<<<<

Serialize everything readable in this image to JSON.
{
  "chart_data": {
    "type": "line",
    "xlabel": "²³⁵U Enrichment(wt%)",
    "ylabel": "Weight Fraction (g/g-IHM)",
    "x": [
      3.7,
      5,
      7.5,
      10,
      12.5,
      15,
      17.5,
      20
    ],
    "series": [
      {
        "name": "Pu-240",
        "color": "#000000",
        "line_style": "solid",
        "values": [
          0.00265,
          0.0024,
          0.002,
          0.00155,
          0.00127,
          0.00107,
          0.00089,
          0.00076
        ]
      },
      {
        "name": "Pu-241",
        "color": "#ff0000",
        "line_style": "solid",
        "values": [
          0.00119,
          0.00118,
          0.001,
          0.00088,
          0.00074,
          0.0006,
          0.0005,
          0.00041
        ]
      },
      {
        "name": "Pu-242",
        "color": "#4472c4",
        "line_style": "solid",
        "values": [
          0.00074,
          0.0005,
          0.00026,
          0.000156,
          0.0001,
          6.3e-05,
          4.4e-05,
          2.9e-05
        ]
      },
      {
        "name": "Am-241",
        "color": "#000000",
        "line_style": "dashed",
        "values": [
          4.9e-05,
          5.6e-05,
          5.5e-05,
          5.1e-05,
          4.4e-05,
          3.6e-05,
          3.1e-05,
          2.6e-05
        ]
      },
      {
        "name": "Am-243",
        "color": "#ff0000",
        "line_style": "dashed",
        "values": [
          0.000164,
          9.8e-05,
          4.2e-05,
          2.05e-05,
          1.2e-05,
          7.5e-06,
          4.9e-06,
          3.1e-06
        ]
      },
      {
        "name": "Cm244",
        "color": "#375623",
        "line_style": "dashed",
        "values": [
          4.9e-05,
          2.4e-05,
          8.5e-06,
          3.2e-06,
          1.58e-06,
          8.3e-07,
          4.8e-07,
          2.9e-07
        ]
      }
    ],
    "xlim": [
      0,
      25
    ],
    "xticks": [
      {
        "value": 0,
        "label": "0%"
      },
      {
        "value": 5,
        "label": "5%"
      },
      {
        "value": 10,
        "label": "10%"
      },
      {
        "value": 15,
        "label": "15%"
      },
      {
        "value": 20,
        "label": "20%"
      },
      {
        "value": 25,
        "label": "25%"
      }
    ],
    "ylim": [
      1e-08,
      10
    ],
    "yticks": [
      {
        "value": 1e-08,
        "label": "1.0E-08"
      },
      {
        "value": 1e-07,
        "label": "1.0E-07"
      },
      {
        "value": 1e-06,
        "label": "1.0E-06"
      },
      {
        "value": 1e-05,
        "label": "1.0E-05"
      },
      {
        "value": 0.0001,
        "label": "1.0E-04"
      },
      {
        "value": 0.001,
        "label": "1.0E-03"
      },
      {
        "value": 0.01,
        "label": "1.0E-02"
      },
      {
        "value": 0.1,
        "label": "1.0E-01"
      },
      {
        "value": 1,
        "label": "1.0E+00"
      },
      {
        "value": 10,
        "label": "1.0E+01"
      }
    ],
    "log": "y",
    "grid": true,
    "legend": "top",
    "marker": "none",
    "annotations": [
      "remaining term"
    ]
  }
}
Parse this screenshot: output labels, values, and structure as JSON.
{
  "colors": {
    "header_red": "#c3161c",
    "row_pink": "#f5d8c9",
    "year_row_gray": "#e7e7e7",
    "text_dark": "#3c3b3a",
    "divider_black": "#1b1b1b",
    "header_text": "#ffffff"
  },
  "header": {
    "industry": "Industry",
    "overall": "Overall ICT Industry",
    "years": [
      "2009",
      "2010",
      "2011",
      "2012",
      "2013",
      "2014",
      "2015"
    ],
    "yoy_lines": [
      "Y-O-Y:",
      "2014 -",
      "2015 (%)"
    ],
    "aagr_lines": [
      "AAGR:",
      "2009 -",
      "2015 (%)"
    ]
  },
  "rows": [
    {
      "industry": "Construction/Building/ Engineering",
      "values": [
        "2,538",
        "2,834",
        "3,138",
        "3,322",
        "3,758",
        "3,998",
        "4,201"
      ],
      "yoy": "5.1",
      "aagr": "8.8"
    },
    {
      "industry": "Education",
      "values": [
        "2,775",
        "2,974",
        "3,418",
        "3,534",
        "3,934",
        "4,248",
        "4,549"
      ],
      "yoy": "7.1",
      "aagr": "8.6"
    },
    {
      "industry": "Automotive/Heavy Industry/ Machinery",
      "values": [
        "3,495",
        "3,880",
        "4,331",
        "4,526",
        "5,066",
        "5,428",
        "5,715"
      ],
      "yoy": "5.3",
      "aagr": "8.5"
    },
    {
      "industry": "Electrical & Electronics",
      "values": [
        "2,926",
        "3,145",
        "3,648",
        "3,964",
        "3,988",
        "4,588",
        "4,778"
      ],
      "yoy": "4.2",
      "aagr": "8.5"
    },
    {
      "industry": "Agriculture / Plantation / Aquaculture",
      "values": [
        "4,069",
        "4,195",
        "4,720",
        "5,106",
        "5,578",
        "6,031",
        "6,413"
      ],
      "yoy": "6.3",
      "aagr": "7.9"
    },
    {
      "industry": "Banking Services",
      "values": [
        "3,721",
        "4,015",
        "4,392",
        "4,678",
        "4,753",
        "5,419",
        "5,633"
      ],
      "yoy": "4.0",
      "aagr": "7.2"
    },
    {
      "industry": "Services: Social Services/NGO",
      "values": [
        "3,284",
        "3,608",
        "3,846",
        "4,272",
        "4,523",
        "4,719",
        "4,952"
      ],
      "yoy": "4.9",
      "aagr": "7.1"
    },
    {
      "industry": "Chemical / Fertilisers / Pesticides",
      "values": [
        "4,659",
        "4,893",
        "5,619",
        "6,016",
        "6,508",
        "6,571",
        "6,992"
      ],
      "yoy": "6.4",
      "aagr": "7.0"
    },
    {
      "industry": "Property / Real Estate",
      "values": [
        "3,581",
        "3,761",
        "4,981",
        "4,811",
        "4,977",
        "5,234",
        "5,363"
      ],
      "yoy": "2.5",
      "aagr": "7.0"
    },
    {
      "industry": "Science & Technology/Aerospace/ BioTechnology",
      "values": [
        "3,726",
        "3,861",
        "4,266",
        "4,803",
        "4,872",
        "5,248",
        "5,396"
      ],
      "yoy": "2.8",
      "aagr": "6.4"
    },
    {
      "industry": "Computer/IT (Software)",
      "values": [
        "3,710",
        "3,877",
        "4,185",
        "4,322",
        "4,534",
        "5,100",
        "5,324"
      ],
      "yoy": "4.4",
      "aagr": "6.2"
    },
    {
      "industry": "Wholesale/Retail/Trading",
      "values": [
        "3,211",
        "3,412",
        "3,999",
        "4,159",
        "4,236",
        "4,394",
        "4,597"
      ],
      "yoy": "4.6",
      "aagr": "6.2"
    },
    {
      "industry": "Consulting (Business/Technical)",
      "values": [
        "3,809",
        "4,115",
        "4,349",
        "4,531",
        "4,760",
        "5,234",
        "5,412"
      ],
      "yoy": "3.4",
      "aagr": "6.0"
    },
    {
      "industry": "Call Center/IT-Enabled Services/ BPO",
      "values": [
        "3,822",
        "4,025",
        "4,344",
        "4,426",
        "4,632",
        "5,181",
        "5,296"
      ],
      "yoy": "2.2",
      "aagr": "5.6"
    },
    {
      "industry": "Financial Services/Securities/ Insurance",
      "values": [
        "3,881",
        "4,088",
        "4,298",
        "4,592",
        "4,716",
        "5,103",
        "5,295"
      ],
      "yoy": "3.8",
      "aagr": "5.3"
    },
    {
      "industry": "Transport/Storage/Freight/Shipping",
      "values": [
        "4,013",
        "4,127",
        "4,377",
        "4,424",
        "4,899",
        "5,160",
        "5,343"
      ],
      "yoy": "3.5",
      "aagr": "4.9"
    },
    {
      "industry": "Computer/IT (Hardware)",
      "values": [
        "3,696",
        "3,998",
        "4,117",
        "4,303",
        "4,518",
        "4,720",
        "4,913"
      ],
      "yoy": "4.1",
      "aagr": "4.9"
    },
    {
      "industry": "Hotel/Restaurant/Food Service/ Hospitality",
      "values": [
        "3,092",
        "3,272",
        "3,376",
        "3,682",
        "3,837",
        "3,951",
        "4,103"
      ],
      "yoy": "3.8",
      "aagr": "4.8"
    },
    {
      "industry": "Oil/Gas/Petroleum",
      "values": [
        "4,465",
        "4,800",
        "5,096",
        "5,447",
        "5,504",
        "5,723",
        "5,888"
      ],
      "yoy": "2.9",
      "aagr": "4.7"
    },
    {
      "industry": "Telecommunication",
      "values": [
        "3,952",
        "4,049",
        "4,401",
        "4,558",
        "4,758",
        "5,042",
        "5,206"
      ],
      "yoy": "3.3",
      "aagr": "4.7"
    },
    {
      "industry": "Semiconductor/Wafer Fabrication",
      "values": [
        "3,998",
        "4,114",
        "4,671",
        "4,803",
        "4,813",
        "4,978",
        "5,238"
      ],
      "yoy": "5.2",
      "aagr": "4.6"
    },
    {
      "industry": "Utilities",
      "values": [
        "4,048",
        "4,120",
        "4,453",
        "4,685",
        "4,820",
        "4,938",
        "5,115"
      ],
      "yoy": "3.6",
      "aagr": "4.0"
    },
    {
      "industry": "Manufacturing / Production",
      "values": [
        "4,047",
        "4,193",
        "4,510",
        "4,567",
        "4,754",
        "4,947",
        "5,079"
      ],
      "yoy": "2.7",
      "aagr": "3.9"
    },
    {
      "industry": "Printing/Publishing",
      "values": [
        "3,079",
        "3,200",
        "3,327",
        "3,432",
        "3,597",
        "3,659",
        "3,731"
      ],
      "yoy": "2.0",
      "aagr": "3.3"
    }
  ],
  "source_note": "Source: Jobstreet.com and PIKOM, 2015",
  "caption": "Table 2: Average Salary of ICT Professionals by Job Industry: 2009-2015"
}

>>>>

→ Short problem: Check each line of the records for the word "JSON", and show the lines that contain it.

→ Exercise response:
Serialize everything readable in this image to JSON.
Parse this screenshot: output labels, values, and structure as JSON.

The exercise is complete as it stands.